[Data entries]
▼

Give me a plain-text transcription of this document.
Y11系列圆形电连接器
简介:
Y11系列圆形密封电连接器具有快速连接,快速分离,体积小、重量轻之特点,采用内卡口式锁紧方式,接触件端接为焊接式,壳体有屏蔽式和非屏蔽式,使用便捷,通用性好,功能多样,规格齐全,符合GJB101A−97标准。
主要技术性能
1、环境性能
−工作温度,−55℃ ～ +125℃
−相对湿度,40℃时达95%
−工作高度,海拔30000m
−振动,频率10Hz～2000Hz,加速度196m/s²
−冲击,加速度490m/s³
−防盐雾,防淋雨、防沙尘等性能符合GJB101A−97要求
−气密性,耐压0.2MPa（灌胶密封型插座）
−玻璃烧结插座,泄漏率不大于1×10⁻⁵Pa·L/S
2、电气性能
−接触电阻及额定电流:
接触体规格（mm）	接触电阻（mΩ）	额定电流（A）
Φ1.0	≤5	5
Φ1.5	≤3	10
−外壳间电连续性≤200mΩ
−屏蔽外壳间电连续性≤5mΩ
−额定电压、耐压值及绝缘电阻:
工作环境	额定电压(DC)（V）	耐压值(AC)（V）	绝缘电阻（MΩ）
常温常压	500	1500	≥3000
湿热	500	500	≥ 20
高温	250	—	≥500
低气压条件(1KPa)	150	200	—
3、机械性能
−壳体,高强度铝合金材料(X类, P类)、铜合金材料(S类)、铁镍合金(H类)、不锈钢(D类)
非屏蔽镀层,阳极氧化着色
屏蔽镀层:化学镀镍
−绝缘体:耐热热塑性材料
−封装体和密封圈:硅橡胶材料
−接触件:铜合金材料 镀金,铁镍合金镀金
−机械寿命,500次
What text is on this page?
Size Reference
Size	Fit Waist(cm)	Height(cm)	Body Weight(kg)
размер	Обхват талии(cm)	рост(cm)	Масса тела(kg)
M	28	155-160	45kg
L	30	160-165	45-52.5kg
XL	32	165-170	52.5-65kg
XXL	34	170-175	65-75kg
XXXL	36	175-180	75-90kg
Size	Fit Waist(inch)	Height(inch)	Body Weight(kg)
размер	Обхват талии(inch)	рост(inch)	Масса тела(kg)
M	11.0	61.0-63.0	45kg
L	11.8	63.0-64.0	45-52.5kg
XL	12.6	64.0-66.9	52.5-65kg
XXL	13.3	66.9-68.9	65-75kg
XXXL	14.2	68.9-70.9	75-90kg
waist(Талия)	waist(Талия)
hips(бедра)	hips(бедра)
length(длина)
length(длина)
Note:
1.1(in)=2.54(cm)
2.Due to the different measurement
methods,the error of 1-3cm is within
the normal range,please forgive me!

▲

Reproduce the complete set of lines precisely as supplied.

Give me a plain-text transcription of this document.
Y11系列圆形电连接器
简介:
Y11系列圆形密封电连接器具有快速连接,快速分离,体积小、重量轻之特点,采用内卡口式锁紧方式,接触件端接为焊接式,壳体有屏蔽式和非屏蔽式,使用便捷,通用性好,功能多样,规格齐全,符合GJB101A−97标准。
主要技术性能
1、环境性能
−工作温度,−55℃ ～ +125℃
−相对湿度,40℃时达95%
−工作高度,海拔30000m
−振动,频率10Hz～2000Hz,加速度196m/s²
−冲击,加速度490m/s³
−防盐雾,防淋雨、防沙尘等性能符合GJB101A−97要求
−气密性,耐压0.2MPa（灌胶密封型插座）
−玻璃烧结插座,泄漏率不大于1×10⁻⁵Pa·L/S
2、电气性能
−接触电阻及额定电流:
接触体规格（mm）	接触电阻（mΩ）	额定电流（A）
Φ1.0	≤5	5
Φ1.5	≤3	10
−外壳间电连续性≤200mΩ
−屏蔽外壳间电连续性≤5mΩ
−额定电压、耐压值及绝缘电阻:
工作环境	额定电压(DC)（V）	耐压值(AC)（V）	绝缘电阻（MΩ）
常温常压	500	1500	≥3000
湿热	500	500	≥ 20
高温	250	—	≥500
低气压条件(1KPa)	150	200	—
3、机械性能
−壳体,高强度铝合金材料(X类, P类)、铜合金材料(S类)、铁镍合金(H类)、不锈钢(D类)
非屏蔽镀层,阳极氧化着色
屏蔽镀层:化学镀镍
−绝缘体:耐热热塑性材料
−封装体和密封圈:硅橡胶材料
−接触件:铜合金材料 镀金,铁镍合金镀金
−机械寿命,500次
What text is on this page?
Size Reference
Size	Fit Waist(cm)	Height(cm)	Body Weight(kg)
размер	Обхват талии(cm)	рост(cm)	Масса тела(kg)
M	28	155-160	45kg
L	30	160-165	45-52.5kg
XL	32	165-170	52.5-65kg
XXL	34	170-175	65-75kg
XXXL	36	175-180	75-90kg
Size	Fit Waist(inch)	Height(inch)	Body Weight(kg)
размер	Обхват талии(inch)	рост(inch)	Масса тела(kg)
M	11.0	61.0-63.0	45kg
L	11.8	63.0-64.0	45-52.5kg
XL	12.6	64.0-66.9	52.5-65kg
XXL	13.3	66.9-68.9	65-75kg
XXXL	14.2	68.9-70.9	75-90kg
waist(Талия)	waist(Талия)
hips(бедра)	hips(бедра)
length(длина)
length(длина)
Note:
1.1(in)=2.54(cm)
2.Due to the different measurement
methods,the error of 1-3cm is within
the normal range,please forgive me!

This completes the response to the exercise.